Start Extracted records
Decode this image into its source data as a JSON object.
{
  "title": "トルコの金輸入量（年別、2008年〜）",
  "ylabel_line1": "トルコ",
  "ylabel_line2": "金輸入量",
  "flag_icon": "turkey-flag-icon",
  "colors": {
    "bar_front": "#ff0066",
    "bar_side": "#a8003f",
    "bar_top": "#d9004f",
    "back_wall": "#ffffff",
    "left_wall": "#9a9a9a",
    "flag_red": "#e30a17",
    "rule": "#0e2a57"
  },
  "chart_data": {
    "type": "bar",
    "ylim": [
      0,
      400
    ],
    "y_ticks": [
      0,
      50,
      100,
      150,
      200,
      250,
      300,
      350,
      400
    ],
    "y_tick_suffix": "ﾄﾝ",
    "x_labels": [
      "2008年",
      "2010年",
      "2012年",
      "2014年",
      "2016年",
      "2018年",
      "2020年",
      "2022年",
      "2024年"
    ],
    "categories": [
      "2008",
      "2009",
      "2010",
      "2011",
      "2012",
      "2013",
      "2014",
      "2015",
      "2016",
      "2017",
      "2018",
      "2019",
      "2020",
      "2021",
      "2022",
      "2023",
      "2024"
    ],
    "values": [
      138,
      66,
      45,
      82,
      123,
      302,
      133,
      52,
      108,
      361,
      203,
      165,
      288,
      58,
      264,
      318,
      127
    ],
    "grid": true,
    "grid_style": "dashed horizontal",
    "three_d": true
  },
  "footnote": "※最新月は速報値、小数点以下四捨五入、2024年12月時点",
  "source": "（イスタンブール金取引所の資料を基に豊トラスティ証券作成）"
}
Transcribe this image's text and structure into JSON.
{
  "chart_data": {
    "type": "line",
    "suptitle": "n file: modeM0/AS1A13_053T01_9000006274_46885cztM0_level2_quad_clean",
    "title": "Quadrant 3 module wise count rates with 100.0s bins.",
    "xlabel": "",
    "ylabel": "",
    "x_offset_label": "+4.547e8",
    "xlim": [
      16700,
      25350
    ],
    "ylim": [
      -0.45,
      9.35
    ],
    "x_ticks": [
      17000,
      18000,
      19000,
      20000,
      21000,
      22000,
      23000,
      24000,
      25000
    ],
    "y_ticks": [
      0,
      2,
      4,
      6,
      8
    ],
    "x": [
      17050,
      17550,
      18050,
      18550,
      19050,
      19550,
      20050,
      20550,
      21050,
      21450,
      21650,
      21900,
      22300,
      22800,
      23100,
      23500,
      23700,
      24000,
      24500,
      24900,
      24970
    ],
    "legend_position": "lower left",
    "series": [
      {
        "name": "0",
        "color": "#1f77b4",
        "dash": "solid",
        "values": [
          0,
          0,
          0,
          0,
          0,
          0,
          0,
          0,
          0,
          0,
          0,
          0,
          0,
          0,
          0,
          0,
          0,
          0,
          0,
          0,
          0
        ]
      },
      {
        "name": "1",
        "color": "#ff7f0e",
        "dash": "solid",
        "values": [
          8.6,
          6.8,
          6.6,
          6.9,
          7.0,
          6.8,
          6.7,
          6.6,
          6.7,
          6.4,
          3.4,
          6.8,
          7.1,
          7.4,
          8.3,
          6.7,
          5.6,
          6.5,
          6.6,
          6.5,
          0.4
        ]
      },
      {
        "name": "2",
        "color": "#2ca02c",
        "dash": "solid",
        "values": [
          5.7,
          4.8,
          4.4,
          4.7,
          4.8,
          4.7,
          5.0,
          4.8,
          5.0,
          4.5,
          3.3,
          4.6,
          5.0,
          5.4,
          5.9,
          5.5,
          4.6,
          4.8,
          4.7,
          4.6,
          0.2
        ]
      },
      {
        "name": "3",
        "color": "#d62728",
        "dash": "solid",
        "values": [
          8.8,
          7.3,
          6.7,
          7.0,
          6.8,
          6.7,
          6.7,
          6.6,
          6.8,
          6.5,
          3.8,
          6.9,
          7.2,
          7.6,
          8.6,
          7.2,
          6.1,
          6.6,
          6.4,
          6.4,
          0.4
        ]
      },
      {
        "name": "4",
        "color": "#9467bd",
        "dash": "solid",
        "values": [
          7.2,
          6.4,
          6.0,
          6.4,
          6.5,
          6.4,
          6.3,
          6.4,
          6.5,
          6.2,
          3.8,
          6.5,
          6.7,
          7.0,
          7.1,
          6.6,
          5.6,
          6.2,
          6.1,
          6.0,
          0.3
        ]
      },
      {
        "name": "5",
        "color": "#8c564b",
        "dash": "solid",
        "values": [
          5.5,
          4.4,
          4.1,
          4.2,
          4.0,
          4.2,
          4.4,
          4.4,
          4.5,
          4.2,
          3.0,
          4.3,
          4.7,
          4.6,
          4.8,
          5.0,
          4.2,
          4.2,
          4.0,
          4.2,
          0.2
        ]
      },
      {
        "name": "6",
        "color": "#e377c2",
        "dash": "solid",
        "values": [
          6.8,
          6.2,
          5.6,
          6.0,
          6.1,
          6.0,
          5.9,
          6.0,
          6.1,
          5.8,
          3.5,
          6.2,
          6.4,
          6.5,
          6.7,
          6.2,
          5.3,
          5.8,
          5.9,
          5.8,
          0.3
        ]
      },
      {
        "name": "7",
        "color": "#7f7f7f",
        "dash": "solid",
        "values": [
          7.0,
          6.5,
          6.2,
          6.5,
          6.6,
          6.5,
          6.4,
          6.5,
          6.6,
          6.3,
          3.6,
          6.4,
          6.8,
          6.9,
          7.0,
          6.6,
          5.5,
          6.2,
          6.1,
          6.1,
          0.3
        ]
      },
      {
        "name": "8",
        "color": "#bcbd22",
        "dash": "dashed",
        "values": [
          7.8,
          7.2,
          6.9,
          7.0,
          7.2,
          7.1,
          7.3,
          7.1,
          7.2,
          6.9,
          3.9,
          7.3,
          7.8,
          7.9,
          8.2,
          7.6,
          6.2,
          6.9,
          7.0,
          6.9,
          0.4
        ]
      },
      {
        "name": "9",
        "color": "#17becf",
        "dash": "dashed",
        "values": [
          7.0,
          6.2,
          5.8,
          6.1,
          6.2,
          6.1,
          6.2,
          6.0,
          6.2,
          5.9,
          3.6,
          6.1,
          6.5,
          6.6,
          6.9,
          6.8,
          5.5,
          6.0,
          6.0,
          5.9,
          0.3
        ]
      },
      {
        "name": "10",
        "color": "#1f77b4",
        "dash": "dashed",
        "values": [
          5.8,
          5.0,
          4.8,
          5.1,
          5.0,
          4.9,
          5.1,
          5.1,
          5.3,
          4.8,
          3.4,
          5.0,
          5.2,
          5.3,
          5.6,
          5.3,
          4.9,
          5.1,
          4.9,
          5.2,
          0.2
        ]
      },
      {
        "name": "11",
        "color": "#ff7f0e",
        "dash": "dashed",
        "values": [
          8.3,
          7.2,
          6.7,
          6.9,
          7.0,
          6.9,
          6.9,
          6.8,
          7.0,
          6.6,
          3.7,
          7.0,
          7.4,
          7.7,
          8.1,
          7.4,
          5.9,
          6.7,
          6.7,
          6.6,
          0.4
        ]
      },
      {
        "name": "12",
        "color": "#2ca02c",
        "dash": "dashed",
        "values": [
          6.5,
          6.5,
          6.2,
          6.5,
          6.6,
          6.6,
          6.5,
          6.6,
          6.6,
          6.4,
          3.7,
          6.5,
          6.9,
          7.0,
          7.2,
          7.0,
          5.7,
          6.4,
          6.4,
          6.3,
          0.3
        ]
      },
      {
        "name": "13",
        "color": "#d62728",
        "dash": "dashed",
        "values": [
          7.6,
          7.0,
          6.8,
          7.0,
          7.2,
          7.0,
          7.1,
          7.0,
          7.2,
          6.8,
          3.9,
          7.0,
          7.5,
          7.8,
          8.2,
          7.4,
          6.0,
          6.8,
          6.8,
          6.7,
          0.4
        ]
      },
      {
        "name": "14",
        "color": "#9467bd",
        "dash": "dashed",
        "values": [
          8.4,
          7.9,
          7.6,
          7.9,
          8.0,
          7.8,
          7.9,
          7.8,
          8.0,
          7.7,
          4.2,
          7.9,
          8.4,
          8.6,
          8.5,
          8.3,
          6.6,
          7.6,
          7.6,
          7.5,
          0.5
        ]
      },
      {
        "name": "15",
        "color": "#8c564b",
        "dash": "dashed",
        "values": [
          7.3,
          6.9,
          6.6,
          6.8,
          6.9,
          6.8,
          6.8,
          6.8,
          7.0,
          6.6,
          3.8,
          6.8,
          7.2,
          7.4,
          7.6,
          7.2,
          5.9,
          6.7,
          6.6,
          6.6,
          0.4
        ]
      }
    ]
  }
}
End Extracted records
**Task brief:**
Go through the entries above and pull out each line with "into" in it.

**Output for this exercise:**
Decode this image into its source data as a JSON object.
Transcribe this image's text and structure into JSON.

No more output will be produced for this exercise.